(Beginning of Source information)

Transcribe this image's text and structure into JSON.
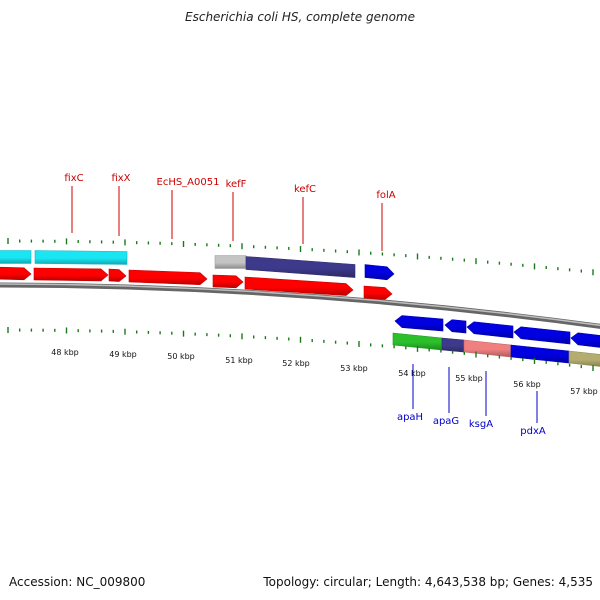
{
  "map": {
    "title": "Escherichia coli HS, complete genome",
    "accession": "Accession: NC_009800",
    "topology": "Topology: circular; Length: 4,643,538 bp; Genes: 4,535"
  },
  "scale": {
    "ticks": [
      "48 kbp",
      "49 kbp",
      "50 kbp",
      "51 kbp",
      "52 kbp",
      "53 kbp",
      "54 kbp",
      "55 kbp",
      "56 kbp",
      "57 kbp"
    ]
  },
  "genes": {
    "forward": [
      "fixC",
      "fixX",
      "EcHS_A0051",
      "kefF",
      "kefC",
      "folA"
    ],
    "reverse": [
      "apaH",
      "apaG",
      "ksgA",
      "pdxA"
    ]
  },
  "colors": {
    "cds": "#ff0000",
    "cds_reverse": "#0000e0",
    "forward_label": "#cc0000",
    "reverse_label": "#0000cc",
    "tick": "#1a7a1a",
    "backbone": "#8a8a8a",
    "cyan": "#19e6f2",
    "grey": "#c4c4c4",
    "purple": "#3d3a8c",
    "green": "#2bbf2b",
    "pink": "#f08080",
    "khaki": "#b5ad70"
  }
}
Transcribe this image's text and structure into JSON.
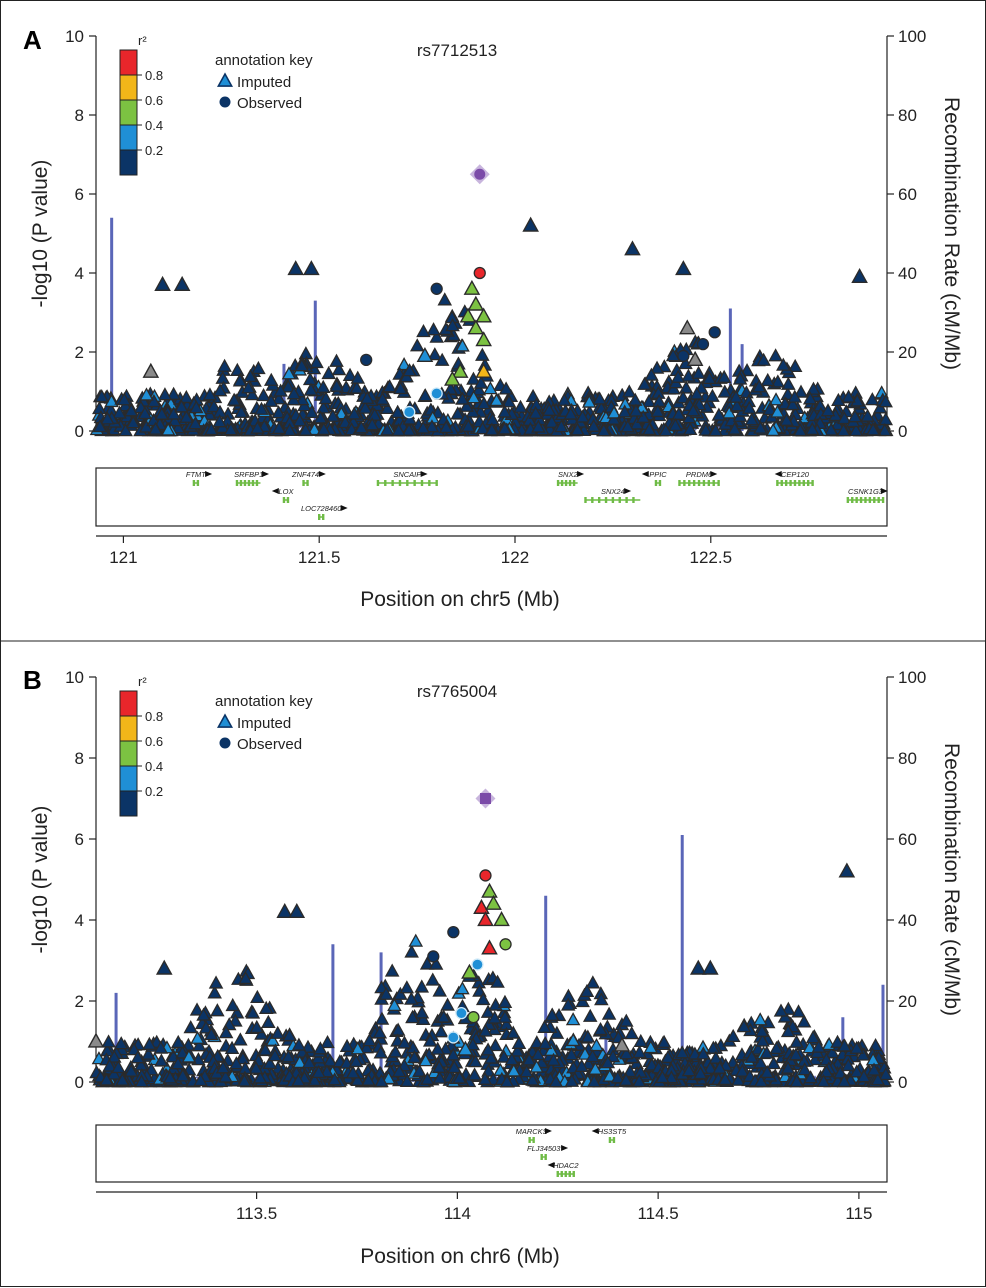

(End of Source information)

Assignment | Without the pictures, restate each entry exactly.

Task output |
Transcribe this image's text and structure into JSON.
{
  "map": {
    "title": "Escherichia coli HS, complete genome",
    "accession": "Accession: NC_009800",
    "topology": "Topology: circular; Length: 4,643,538 bp; Genes: 4,535"
  },
  "scale": {
    "ticks": [
      "48 kbp",
      "49 kbp",
      "50 kbp",
      "51 kbp",
      "52 kbp",
      "53 kbp",
      "54 kbp",
      "55 kbp",
      "56 kbp",
      "57 kbp"
    ]
  },
  "genes": {
    "forward": [
      "fixC",
      "fixX",
      "EcHS_A0051",
      "kefF",
      "kefC",
      "folA"
    ],
    "reverse": [
      "apaH",
      "apaG",
      "ksgA",
      "pdxA"
    ]
  },
  "colors": {
    "cds": "#ff0000",
    "cds_reverse": "#0000e0",
    "forward_label": "#cc0000",
    "reverse_label": "#0000cc",
    "tick": "#1a7a1a",
    "backbone": "#8a8a8a",
    "cyan": "#19e6f2",
    "grey": "#c4c4c4",
    "purple": "#3d3a8c",
    "green": "#2bbf2b",
    "pink": "#f08080",
    "khaki": "#b5ad70"
  }
}
Transcribe this image's text and structure into JSON.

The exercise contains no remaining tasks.